From the records below, give the number of lines that contain the string "lower", without any other text.

→ MATERIAL SHOWN:
----
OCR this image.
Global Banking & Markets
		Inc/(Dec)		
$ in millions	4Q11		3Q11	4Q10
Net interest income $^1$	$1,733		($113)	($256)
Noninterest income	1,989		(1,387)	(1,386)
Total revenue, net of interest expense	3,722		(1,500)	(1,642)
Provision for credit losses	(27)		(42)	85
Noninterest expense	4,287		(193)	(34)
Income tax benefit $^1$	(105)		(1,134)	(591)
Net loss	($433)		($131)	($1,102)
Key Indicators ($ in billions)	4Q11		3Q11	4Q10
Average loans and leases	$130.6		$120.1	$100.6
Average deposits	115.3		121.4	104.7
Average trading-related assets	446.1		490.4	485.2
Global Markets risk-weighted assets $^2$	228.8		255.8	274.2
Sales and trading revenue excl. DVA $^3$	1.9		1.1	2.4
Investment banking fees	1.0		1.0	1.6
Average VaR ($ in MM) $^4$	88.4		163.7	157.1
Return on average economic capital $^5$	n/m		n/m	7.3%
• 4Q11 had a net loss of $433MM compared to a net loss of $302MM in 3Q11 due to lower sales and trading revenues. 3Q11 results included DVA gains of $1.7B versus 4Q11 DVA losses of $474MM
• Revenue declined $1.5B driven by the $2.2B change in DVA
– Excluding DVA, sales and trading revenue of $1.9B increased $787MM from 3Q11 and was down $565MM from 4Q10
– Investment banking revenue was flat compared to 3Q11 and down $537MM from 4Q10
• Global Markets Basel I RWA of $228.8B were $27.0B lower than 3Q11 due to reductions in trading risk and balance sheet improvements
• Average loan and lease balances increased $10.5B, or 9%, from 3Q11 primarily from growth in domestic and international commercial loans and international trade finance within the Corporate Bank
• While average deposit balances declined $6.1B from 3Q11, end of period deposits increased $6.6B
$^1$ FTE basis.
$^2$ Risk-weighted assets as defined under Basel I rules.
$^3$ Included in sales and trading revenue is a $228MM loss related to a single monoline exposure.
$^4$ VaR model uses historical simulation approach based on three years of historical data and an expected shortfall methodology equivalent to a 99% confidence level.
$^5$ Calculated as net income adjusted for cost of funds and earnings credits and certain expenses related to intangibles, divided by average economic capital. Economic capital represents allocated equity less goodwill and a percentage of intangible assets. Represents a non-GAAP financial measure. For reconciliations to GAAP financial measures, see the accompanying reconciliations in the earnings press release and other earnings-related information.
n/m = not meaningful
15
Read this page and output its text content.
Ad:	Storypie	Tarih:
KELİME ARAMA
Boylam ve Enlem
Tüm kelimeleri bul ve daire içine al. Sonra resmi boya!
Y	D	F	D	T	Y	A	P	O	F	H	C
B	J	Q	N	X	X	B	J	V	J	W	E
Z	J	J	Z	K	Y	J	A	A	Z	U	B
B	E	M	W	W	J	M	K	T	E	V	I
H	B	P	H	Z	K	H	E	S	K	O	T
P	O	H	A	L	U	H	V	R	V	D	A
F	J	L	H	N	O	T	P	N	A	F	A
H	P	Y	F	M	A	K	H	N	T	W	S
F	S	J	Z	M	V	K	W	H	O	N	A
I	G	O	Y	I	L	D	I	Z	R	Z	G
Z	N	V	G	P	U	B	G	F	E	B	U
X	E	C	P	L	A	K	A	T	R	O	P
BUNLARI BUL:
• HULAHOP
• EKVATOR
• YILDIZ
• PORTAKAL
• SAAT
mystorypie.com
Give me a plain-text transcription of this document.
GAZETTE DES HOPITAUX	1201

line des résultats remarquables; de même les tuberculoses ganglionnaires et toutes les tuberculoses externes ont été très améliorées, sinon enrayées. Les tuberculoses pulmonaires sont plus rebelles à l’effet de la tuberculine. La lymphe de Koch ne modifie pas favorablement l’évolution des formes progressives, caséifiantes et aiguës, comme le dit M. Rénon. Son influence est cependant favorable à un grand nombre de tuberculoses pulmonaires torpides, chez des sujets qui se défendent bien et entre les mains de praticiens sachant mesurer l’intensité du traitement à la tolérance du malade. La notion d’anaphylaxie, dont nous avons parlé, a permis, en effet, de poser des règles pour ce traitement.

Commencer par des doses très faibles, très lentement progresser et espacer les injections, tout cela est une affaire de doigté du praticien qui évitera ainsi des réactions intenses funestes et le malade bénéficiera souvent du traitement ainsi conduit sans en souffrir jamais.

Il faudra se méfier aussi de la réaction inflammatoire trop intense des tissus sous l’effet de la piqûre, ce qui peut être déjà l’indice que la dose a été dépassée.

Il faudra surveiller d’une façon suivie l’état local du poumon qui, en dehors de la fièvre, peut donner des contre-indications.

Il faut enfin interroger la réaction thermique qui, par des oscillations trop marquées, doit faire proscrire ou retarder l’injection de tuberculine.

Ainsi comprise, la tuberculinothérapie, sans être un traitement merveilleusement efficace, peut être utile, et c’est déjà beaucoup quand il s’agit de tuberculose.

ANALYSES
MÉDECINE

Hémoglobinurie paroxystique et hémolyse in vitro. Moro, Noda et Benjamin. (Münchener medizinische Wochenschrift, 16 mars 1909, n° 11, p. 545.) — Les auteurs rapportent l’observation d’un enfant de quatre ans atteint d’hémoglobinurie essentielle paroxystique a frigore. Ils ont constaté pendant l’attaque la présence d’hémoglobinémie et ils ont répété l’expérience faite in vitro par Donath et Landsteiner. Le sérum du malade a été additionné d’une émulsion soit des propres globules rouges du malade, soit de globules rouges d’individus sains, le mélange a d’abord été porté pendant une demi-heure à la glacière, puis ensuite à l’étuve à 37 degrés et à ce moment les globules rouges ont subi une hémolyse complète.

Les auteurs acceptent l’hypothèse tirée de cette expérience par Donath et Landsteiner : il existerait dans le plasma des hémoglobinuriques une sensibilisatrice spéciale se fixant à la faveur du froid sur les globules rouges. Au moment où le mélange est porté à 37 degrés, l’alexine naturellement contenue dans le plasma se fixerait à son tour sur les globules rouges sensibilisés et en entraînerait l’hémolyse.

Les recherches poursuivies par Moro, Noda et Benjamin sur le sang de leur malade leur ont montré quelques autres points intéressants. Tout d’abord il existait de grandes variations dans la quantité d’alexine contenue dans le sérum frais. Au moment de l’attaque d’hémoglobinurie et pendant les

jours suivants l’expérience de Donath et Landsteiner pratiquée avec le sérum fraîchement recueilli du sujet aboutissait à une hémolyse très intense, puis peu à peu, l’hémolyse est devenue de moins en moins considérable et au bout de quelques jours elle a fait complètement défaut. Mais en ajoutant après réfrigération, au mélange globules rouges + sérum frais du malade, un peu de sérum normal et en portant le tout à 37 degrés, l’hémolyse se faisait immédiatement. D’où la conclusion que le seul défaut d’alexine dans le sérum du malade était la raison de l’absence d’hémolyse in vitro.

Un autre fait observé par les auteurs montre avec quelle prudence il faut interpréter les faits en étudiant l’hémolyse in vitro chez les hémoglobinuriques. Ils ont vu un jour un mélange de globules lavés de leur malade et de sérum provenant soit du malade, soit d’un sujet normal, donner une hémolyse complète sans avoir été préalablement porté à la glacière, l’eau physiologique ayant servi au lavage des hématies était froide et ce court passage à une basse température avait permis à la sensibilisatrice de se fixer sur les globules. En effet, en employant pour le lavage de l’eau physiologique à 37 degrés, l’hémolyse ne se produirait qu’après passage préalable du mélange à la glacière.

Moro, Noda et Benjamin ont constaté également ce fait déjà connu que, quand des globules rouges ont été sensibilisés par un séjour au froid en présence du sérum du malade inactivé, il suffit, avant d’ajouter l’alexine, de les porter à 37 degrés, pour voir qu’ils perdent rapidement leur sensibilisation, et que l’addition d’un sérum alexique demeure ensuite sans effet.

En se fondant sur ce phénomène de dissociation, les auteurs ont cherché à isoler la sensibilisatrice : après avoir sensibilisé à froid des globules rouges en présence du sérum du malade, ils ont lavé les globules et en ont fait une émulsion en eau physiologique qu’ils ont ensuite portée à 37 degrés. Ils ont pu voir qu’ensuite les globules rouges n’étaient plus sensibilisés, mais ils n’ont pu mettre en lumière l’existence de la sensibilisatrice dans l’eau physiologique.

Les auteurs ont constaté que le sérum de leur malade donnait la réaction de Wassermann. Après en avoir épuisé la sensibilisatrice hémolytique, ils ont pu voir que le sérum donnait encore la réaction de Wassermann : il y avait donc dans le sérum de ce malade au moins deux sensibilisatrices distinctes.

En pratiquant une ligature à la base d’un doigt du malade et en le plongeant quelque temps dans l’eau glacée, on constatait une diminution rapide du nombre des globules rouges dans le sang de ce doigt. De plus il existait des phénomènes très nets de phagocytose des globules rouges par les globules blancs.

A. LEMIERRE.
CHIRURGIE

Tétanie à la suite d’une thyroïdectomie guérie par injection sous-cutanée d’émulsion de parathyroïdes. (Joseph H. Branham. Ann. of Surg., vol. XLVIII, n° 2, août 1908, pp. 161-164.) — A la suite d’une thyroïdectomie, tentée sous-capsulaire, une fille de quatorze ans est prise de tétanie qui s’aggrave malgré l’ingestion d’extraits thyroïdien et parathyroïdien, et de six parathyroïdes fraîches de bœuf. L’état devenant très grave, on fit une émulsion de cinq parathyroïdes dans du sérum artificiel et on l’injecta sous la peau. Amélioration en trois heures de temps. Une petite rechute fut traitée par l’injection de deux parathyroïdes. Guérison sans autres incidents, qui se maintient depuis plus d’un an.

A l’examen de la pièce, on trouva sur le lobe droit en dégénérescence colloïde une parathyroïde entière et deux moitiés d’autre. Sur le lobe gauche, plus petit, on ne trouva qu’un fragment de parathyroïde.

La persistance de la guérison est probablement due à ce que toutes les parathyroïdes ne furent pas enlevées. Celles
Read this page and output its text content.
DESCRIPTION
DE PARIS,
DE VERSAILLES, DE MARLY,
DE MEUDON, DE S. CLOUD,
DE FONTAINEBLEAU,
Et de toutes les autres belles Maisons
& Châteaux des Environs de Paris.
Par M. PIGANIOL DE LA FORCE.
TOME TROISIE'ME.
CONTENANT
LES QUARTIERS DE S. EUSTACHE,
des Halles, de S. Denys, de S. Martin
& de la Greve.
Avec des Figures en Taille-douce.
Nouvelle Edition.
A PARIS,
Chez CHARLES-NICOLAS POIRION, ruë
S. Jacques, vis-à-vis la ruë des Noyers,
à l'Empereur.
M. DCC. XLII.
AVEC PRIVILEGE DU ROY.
----
→ WRITTEN SOLUTION: 2